--- Exercise material ---
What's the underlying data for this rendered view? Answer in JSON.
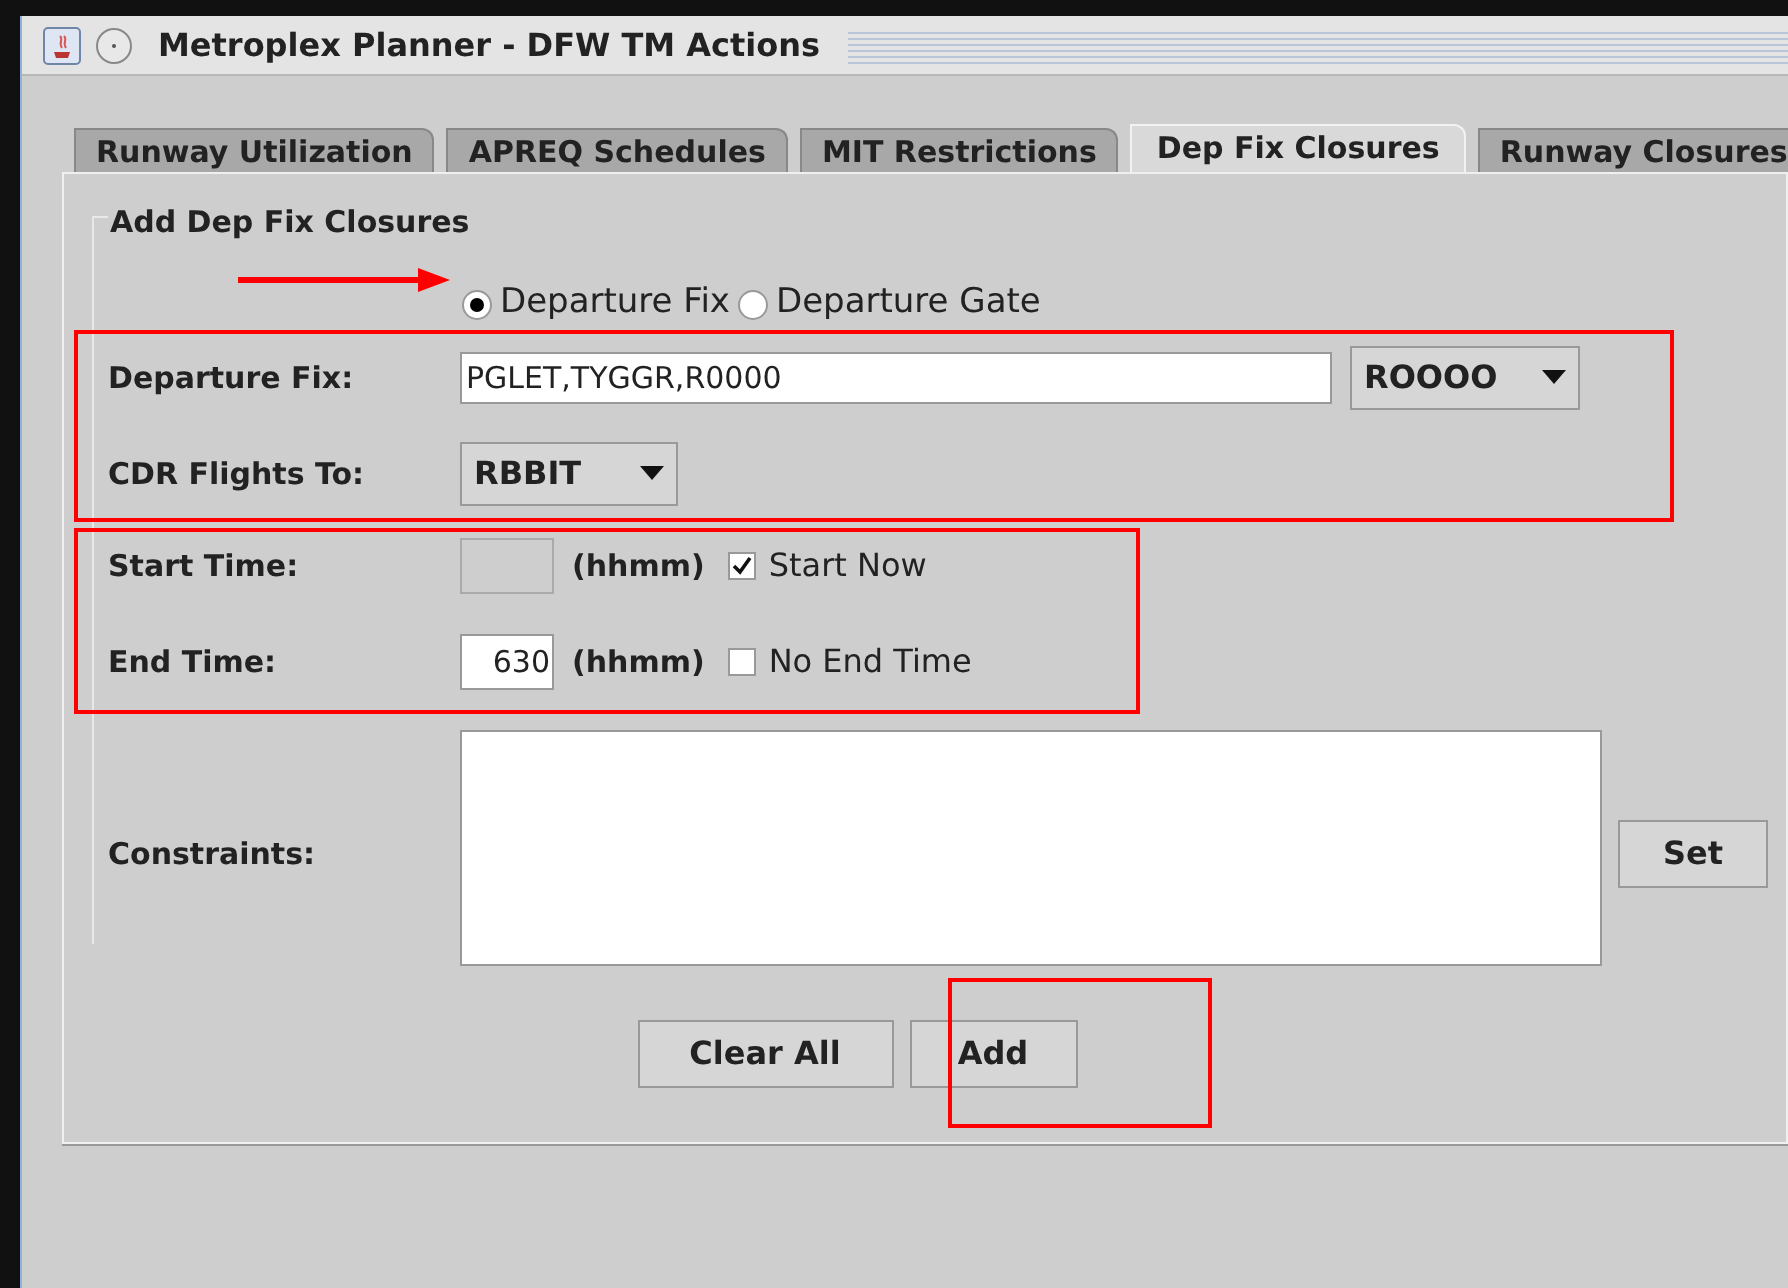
{
  "window": {
    "title": "Metroplex Planner - DFW TM Actions"
  },
  "tabs": [
    {
      "label": "Runway Utilization",
      "selected": false
    },
    {
      "label": "APREQ Schedules",
      "selected": false
    },
    {
      "label": "MIT Restrictions",
      "selected": false
    },
    {
      "label": "Dep Fix Closures",
      "selected": true
    },
    {
      "label": "Runway Closures",
      "selected": false
    }
  ],
  "group": {
    "title": "Add Dep Fix Closures"
  },
  "mode_options": [
    {
      "label": "Departure Fix",
      "selected": true
    },
    {
      "label": "Departure Gate",
      "selected": false
    }
  ],
  "departure_fix": {
    "label": "Departure Fix:",
    "value": "PGLET,TYGGR,R0000",
    "dropdown": "ROOOO"
  },
  "cdr_flights_to": {
    "label": "CDR Flights To:",
    "dropdown": "RBBIT"
  },
  "start_time": {
    "label": "Start Time:",
    "disabled": true,
    "unit": "(hhmm)",
    "checkbox": {
      "label": "Start Now",
      "checked": true
    }
  },
  "end_time": {
    "label": "End Time:",
    "disabled": false,
    "value": "630",
    "unit": "(hhmm)",
    "checkbox": {
      "label": "No End Time",
      "checked": false
    }
  },
  "constraints": {
    "label": "Constraints:",
    "button": "Set"
  },
  "buttons": [
    "Clear All",
    "Add"
  ]
}
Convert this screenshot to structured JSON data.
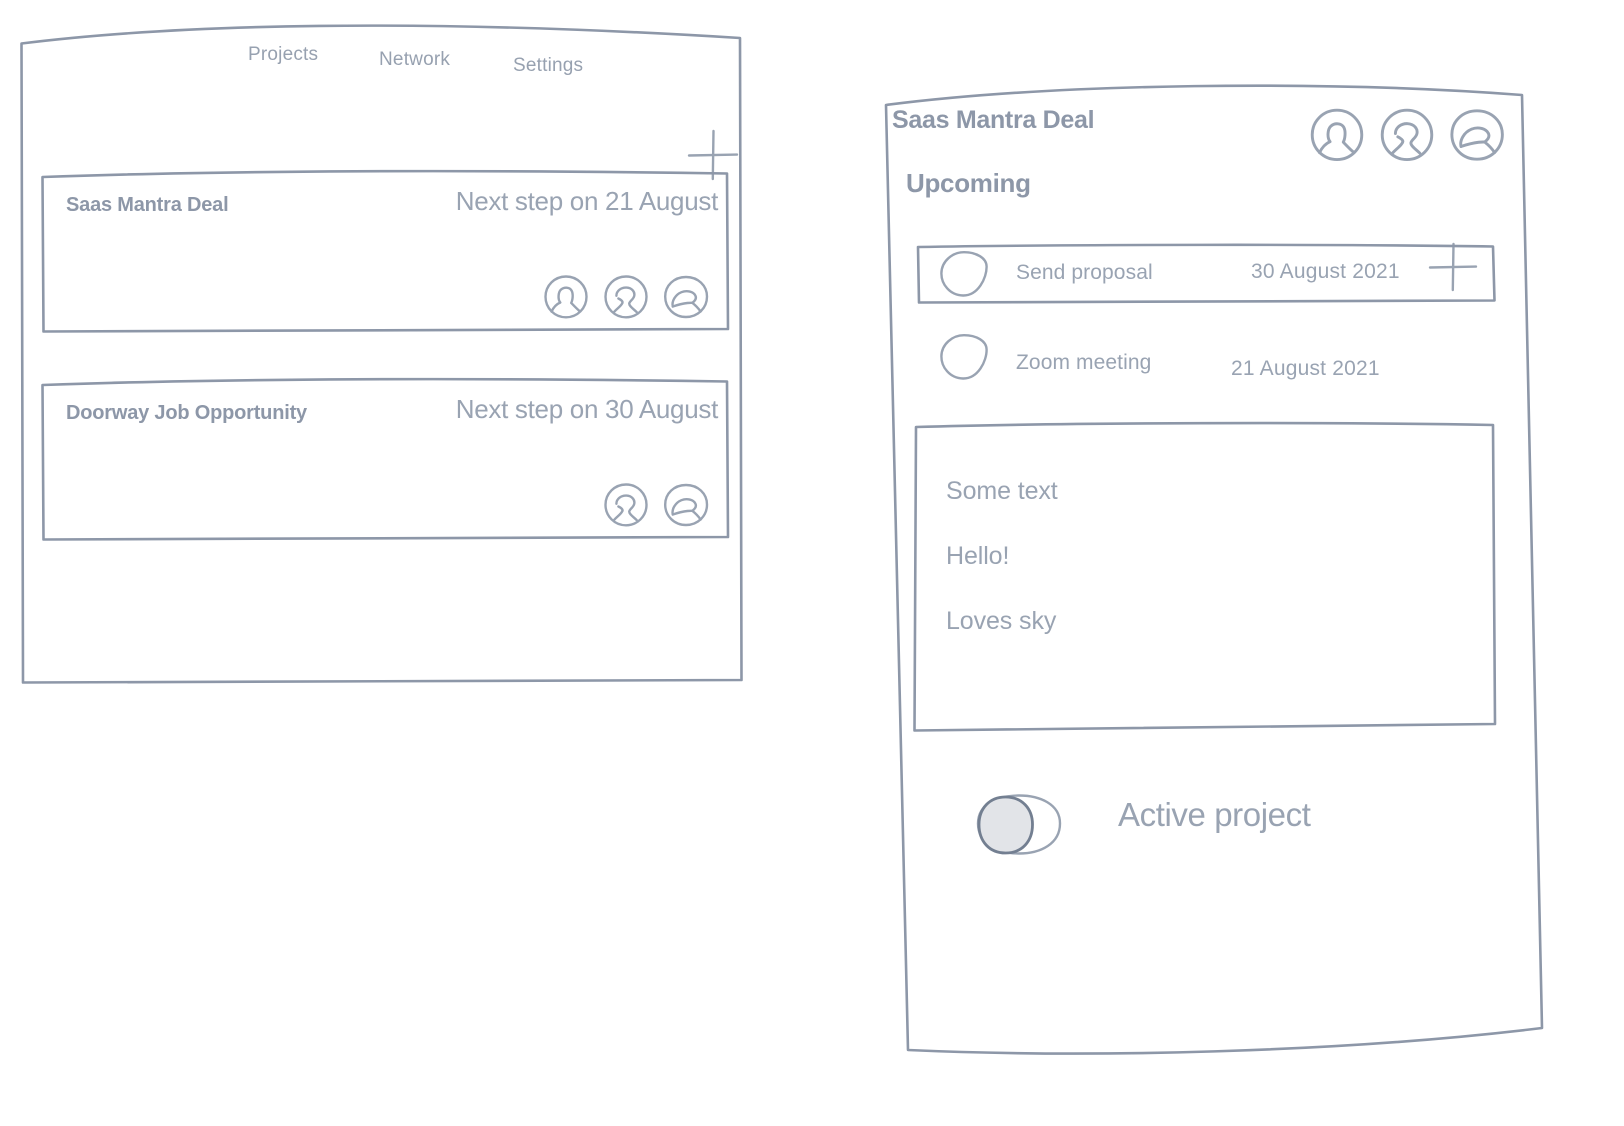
{
  "theme": {
    "stroke_color": "#8d97a8",
    "text_color": "#99a3b2",
    "heading_color": "#8d97a8",
    "background": "#ffffff",
    "toggle_knob_fill": "#e2e4e8"
  },
  "left_panel": {
    "name": "projects-list-screen",
    "nav": [
      {
        "id": "projects",
        "label": "Projects"
      },
      {
        "id": "network",
        "label": "Network"
      },
      {
        "id": "settings",
        "label": "Settings"
      }
    ],
    "add_button": {
      "icon": "plus-icon",
      "label": "+"
    },
    "projects": [
      {
        "title": "Saas Mantra Deal",
        "next_step": "Next step on 21 August",
        "avatars": [
          "avatar-icon",
          "avatar-icon",
          "avatar-icon"
        ],
        "avatar_count": 3
      },
      {
        "title": "Doorway Job Opportunity",
        "next_step": "Next step on 30 August",
        "avatars": [
          "avatar-icon",
          "avatar-icon"
        ],
        "avatar_count": 2
      }
    ]
  },
  "right_panel": {
    "name": "project-detail-screen",
    "title": "Saas Mantra Deal",
    "subtitle": "Upcoming",
    "header_avatars": [
      "avatar-icon",
      "avatar-icon",
      "avatar-icon"
    ],
    "add_button": {
      "icon": "plus-icon",
      "label": "+"
    },
    "tasks": [
      {
        "label": "Send proposal",
        "date": "30 August 2021",
        "checked": false,
        "selected": true
      },
      {
        "label": "Zoom meeting",
        "date": "21 August 2021",
        "checked": false,
        "selected": false
      }
    ],
    "notes": {
      "lines": [
        "Some text",
        "Hello!",
        "Loves sky"
      ]
    },
    "active_toggle": {
      "label": "Active project",
      "state": "off"
    }
  }
}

--- Aim ---
Nothing but the pictures may be dropped; output the records above exactly.

--- Exercise answer ---
What's the underlying data for this rendered view? Answer in JSON.
{
  "window": {
    "title": "Metroplex Planner - DFW TM Actions"
  },
  "tabs": [
    {
      "label": "Runway Utilization",
      "selected": false
    },
    {
      "label": "APREQ Schedules",
      "selected": false
    },
    {
      "label": "MIT Restrictions",
      "selected": false
    },
    {
      "label": "Dep Fix Closures",
      "selected": true
    },
    {
      "label": "Runway Closures",
      "selected": false
    }
  ],
  "group": {
    "title": "Add Dep Fix Closures"
  },
  "mode_options": [
    {
      "label": "Departure Fix",
      "selected": true
    },
    {
      "label": "Departure Gate",
      "selected": false
    }
  ],
  "departure_fix": {
    "label": "Departure Fix:",
    "value": "PGLET,TYGGR,R0000",
    "dropdown": "ROOOO"
  },
  "cdr_flights_to": {
    "label": "CDR Flights To:",
    "dropdown": "RBBIT"
  },
  "start_time": {
    "label": "Start Time:",
    "disabled": true,
    "unit": "(hhmm)",
    "checkbox": {
      "label": "Start Now",
      "checked": true
    }
  },
  "end_time": {
    "label": "End Time:",
    "disabled": false,
    "value": "630",
    "unit": "(hhmm)",
    "checkbox": {
      "label": "No End Time",
      "checked": false
    }
  },
  "constraints": {
    "label": "Constraints:",
    "button": "Set"
  },
  "buttons": [
    "Clear All",
    "Add"
  ]
}
Convert this screenshot to structured JSON data.
{
  "theme": {
    "stroke_color": "#8d97a8",
    "text_color": "#99a3b2",
    "heading_color": "#8d97a8",
    "background": "#ffffff",
    "toggle_knob_fill": "#e2e4e8"
  },
  "left_panel": {
    "name": "projects-list-screen",
    "nav": [
      {
        "id": "projects",
        "label": "Projects"
      },
      {
        "id": "network",
        "label": "Network"
      },
      {
        "id": "settings",
        "label": "Settings"
      }
    ],
    "add_button": {
      "icon": "plus-icon",
      "label": "+"
    },
    "projects": [
      {
        "title": "Saas Mantra Deal",
        "next_step": "Next step on 21 August",
        "avatars": [
          "avatar-icon",
          "avatar-icon",
          "avatar-icon"
        ],
        "avatar_count": 3
      },
      {
        "title": "Doorway Job Opportunity",
        "next_step": "Next step on 30 August",
        "avatars": [
          "avatar-icon",
          "avatar-icon"
        ],
        "avatar_count": 2
      }
    ]
  },
  "right_panel": {
    "name": "project-detail-screen",
    "title": "Saas Mantra Deal",
    "subtitle": "Upcoming",
    "header_avatars": [
      "avatar-icon",
      "avatar-icon",
      "avatar-icon"
    ],
    "add_button": {
      "icon": "plus-icon",
      "label": "+"
    },
    "tasks": [
      {
        "label": "Send proposal",
        "date": "30 August 2021",
        "checked": false,
        "selected": true
      },
      {
        "label": "Zoom meeting",
        "date": "21 August 2021",
        "checked": false,
        "selected": false
      }
    ],
    "notes": {
      "lines": [
        "Some text",
        "Hello!",
        "Loves sky"
      ]
    },
    "active_toggle": {
      "label": "Active project",
      "state": "off"
    }
  }
}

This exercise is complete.